PROMPT
Write out the whole listing, matching it exactly.

SOURCE DATA
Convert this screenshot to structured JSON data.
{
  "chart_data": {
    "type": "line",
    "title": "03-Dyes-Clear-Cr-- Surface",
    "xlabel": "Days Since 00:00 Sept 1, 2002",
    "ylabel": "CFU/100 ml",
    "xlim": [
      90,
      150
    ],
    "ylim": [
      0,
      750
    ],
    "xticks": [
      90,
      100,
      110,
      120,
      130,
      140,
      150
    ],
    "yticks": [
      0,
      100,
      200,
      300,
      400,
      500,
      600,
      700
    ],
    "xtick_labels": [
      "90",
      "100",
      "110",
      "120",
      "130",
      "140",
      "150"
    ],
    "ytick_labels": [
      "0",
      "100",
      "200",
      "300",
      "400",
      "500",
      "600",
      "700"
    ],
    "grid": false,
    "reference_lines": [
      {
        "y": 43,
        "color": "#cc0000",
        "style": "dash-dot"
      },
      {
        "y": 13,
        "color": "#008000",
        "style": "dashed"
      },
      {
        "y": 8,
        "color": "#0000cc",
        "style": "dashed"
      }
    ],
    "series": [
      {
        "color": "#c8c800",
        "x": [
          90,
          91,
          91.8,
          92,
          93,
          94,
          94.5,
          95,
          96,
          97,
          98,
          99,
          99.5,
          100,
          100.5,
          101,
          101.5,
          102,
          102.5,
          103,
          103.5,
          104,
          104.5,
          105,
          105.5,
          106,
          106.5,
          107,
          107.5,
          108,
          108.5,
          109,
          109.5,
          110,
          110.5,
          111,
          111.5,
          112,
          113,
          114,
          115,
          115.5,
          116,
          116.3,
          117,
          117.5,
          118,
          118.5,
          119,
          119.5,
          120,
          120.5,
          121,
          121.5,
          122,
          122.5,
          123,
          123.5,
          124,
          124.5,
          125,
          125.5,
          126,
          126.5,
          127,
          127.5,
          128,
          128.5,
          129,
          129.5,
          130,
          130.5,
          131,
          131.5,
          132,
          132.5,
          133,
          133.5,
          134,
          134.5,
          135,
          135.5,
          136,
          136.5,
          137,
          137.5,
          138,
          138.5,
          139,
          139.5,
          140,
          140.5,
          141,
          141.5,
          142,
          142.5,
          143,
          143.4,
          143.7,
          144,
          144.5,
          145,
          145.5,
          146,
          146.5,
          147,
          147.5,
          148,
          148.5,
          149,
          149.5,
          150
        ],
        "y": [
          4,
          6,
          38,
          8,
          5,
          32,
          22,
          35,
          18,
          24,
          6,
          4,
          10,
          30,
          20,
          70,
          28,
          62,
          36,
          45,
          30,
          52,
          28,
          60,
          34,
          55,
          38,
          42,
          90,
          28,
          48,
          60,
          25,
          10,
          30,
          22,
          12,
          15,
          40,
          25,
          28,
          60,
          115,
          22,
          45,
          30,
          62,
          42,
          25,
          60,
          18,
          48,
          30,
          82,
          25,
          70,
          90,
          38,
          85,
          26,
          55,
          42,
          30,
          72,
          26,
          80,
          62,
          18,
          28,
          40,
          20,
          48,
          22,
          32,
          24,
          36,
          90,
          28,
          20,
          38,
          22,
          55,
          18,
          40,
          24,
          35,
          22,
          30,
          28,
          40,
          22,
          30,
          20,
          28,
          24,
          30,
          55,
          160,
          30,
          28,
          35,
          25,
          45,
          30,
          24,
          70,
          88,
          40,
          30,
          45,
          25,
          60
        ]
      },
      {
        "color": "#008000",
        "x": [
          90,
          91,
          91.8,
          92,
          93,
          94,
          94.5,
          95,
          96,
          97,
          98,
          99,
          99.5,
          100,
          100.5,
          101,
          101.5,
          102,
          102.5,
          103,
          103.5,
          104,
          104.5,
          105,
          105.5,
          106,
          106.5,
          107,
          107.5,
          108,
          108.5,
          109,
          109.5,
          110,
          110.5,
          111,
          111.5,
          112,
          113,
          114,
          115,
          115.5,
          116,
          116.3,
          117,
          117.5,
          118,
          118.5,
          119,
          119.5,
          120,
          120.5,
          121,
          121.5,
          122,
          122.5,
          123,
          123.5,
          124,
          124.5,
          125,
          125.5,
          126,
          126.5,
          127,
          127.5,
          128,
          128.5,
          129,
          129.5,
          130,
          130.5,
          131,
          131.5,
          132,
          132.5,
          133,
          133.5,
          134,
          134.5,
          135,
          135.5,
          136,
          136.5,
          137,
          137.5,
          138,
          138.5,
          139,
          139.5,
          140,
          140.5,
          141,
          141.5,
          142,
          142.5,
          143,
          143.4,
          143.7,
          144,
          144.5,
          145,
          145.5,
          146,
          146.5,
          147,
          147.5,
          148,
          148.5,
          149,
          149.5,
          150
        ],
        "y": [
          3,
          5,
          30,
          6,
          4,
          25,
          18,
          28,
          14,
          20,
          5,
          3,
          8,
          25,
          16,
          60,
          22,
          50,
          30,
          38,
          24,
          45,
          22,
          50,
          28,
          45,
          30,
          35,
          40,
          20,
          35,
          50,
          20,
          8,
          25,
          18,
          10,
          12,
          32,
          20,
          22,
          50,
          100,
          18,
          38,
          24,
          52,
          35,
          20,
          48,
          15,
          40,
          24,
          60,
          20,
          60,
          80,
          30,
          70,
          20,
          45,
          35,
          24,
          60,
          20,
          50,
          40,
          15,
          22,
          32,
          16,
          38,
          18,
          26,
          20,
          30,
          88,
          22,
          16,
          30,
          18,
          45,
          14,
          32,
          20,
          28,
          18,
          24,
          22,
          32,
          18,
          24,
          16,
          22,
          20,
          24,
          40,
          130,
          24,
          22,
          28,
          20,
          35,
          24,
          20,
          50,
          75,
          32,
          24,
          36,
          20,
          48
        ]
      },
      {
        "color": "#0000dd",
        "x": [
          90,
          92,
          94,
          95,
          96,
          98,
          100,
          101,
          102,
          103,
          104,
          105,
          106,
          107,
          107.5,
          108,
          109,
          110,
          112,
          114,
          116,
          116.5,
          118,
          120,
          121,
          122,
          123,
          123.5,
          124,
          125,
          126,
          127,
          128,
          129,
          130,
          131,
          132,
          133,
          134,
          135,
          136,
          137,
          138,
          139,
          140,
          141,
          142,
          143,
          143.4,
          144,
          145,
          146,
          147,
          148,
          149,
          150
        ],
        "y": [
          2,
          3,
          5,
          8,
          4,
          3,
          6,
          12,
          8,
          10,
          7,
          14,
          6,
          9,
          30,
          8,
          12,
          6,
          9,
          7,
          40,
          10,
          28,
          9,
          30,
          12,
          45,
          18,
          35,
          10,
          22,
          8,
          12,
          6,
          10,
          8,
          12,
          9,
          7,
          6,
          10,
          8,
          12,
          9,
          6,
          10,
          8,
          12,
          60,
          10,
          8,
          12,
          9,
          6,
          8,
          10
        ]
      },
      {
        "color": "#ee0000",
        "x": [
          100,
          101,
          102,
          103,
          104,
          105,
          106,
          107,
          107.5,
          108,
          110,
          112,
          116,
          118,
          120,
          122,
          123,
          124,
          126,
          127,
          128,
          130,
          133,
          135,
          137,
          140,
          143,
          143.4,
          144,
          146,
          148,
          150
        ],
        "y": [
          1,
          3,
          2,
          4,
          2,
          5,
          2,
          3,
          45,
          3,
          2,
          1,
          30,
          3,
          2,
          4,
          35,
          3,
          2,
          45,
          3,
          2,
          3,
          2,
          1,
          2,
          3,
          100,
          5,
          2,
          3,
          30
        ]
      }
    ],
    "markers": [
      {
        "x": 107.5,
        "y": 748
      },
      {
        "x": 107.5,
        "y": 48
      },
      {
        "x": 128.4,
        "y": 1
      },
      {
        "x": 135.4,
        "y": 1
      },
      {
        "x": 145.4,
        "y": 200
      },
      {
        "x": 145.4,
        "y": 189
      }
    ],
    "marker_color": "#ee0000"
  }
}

TASK OUTPUT
Convert this screenshot to structured JSON data.
{
  "chart_data": {
    "type": "line",
    "title": "03-Dyes-Clear-Cr-- Surface",
    "xlabel": "Days Since 00:00 Sept 1, 2002",
    "ylabel": "CFU/100 ml",
    "xlim": [
      90,
      150
    ],
    "ylim": [
      0,
      750
    ],
    "xticks": [
      90,
      100,
      110,
      120,
      130,
      140,
      150
    ],
    "yticks": [
      0,
      100,
      200,
      300,
      400,
      500,
      600,
      700
    ],
    "xtick_labels": [
      "90",
      "100",
      "110",
      "120",
      "130",
      "140",
      "150"
    ],
    "ytick_labels": [
      "0",
      "100",
      "200",
      "300",
      "400",
      "500",
      "600",
      "700"
    ],
    "grid": false,
    "reference_lines": [
      {
        "y": 43,
        "color": "#cc0000",
        "style": "dash-dot"
      },
      {
        "y": 13,
        "color": "#008000",
        "style": "dashed"
      },
      {
        "y": 8,
        "color": "#0000cc",
        "style": "dashed"
      }
    ],
    "series": [
      {
        "color": "#c8c800",
        "x": [
          90,
          91,
          91.8,
          92,
          93,
          94,
          94.5,
          95,
          96,
          97,
          98,
          99,
          99.5,
          100,
          100.5,
          101,
          101.5,
          102,
          102.5,
          103,
          103.5,
          104,
          104.5,
          105,
          105.5,
          106,
          106.5,
          107,
          107.5,
          108,
          108.5,
          109,
          109.5,
          110,
          110.5,
          111,
          111.5,
          112,
          113,
          114,
          115,
          115.5,
          116,
          116.3,
          117,
          117.5,
          118,
          118.5,
          119,
          119.5,
          120,
          120.5,
          121,
          121.5,
          122,
          122.5,
          123,
          123.5,
          124,
          124.5,
          125,
          125.5,
          126,
          126.5,
          127,
          127.5,
          128,
          128.5,
          129,
          129.5,
          130,
          130.5,
          131,
          131.5,
          132,
          132.5,
          133,
          133.5,
          134,
          134.5,
          135,
          135.5,
          136,
          136.5,
          137,
          137.5,
          138,
          138.5,
          139,
          139.5,
          140,
          140.5,
          141,
          141.5,
          142,
          142.5,
          143,
          143.4,
          143.7,
          144,
          144.5,
          145,
          145.5,
          146,
          146.5,
          147,
          147.5,
          148,
          148.5,
          149,
          149.5,
          150
        ],
        "y": [
          4,
          6,
          38,
          8,
          5,
          32,
          22,
          35,
          18,
          24,
          6,
          4,
          10,
          30,
          20,
          70,
          28,
          62,
          36,
          45,
          30,
          52,
          28,
          60,
          34,
          55,
          38,
          42,
          90,
          28,
          48,
          60,
          25,
          10,
          30,
          22,
          12,
          15,
          40,
          25,
          28,
          60,
          115,
          22,
          45,
          30,
          62,
          42,
          25,
          60,
          18,
          48,
          30,
          82,
          25,
          70,
          90,
          38,
          85,
          26,
          55,
          42,
          30,
          72,
          26,
          80,
          62,
          18,
          28,
          40,
          20,
          48,
          22,
          32,
          24,
          36,
          90,
          28,
          20,
          38,
          22,
          55,
          18,
          40,
          24,
          35,
          22,
          30,
          28,
          40,
          22,
          30,
          20,
          28,
          24,
          30,
          55,
          160,
          30,
          28,
          35,
          25,
          45,
          30,
          24,
          70,
          88,
          40,
          30,
          45,
          25,
          60
        ]
      },
      {
        "color": "#008000",
        "x": [
          90,
          91,
          91.8,
          92,
          93,
          94,
          94.5,
          95,
          96,
          97,
          98,
          99,
          99.5,
          100,
          100.5,
          101,
          101.5,
          102,
          102.5,
          103,
          103.5,
          104,
          104.5,
          105,
          105.5,
          106,
          106.5,
          107,
          107.5,
          108,
          108.5,
          109,
          109.5,
          110,
          110.5,
          111,
          111.5,
          112,
          113,
          114,
          115,
          115.5,
          116,
          116.3,
          117,
          117.5,
          118,
          118.5,
          119,
          119.5,
          120,
          120.5,
          121,
          121.5,
          122,
          122.5,
          123,
          123.5,
          124,
          124.5,
          125,
          125.5,
          126,
          126.5,
          127,
          127.5,
          128,
          128.5,
          129,
          129.5,
          130,
          130.5,
          131,
          131.5,
          132,
          132.5,
          133,
          133.5,
          134,
          134.5,
          135,
          135.5,
          136,
          136.5,
          137,
          137.5,
          138,
          138.5,
          139,
          139.5,
          140,
          140.5,
          141,
          141.5,
          142,
          142.5,
          143,
          143.4,
          143.7,
          144,
          144.5,
          145,
          145.5,
          146,
          146.5,
          147,
          147.5,
          148,
          148.5,
          149,
          149.5,
          150
        ],
        "y": [
          3,
          5,
          30,
          6,
          4,
          25,
          18,
          28,
          14,
          20,
          5,
          3,
          8,
          25,
          16,
          60,
          22,
          50,
          30,
          38,
          24,
          45,
          22,
          50,
          28,
          45,
          30,
          35,
          40,
          20,
          35,
          50,
          20,
          8,
          25,
          18,
          10,
          12,
          32,
          20,
          22,
          50,
          100,
          18,
          38,
          24,
          52,
          35,
          20,
          48,
          15,
          40,
          24,
          60,
          20,
          60,
          80,
          30,
          70,
          20,
          45,
          35,
          24,
          60,
          20,
          50,
          40,
          15,
          22,
          32,
          16,
          38,
          18,
          26,
          20,
          30,
          88,
          22,
          16,
          30,
          18,
          45,
          14,
          32,
          20,
          28,
          18,
          24,
          22,
          32,
          18,
          24,
          16,
          22,
          20,
          24,
          40,
          130,
          24,
          22,
          28,
          20,
          35,
          24,
          20,
          50,
          75,
          32,
          24,
          36,
          20,
          48
        ]
      },
      {
        "color": "#0000dd",
        "x": [
          90,
          92,
          94,
          95,
          96,
          98,
          100,
          101,
          102,
          103,
          104,
          105,
          106,
          107,
          107.5,
          108,
          109,
          110,
          112,
          114,
          116,
          116.5,
          118,
          120,
          121,
          122,
          123,
          123.5,
          124,
          125,
          126,
          127,
          128,
          129,
          130,
          131,
          132,
          133,
          134,
          135,
          136,
          137,
          138,
          139,
          140,
          141,
          142,
          143,
          143.4,
          144,
          145,
          146,
          147,
          148,
          149,
          150
        ],
        "y": [
          2,
          3,
          5,
          8,
          4,
          3,
          6,
          12,
          8,
          10,
          7,
          14,
          6,
          9,
          30,
          8,
          12,
          6,
          9,
          7,
          40,
          10,
          28,
          9,
          30,
          12,
          45,
          18,
          35,
          10,
          22,
          8,
          12,
          6,
          10,
          8,
          12,
          9,
          7,
          6,
          10,
          8,
          12,
          9,
          6,
          10,
          8,
          12,
          60,
          10,
          8,
          12,
          9,
          6,
          8,
          10
        ]
      },
      {
        "color": "#ee0000",
        "x": [
          100,
          101,
          102,
          103,
          104,
          105,
          106,
          107,
          107.5,
          108,
          110,
          112,
          116,
          118,
          120,
          122,
          123,
          124,
          126,
          127,
          128,
          130,
          133,
          135,
          137,
          140,
          143,
          143.4,
          144,
          146,
          148,
          150
        ],
        "y": [
          1,
          3,
          2,
          4,
          2,
          5,
          2,
          3,
          45,
          3,
          2,
          1,
          30,
          3,
          2,
          4,
          35,
          3,
          2,
          45,
          3,
          2,
          3,
          2,
          1,
          2,
          3,
          100,
          5,
          2,
          3,
          30
        ]
      }
    ],
    "markers": [
      {
        "x": 107.5,
        "y": 748
      },
      {
        "x": 107.5,
        "y": 48
      },
      {
        "x": 128.4,
        "y": 1
      },
      {
        "x": 135.4,
        "y": 1
      },
      {
        "x": 145.4,
        "y": 200
      },
      {
        "x": 145.4,
        "y": 189
      }
    ],
    "marker_color": "#ee0000"
  }
}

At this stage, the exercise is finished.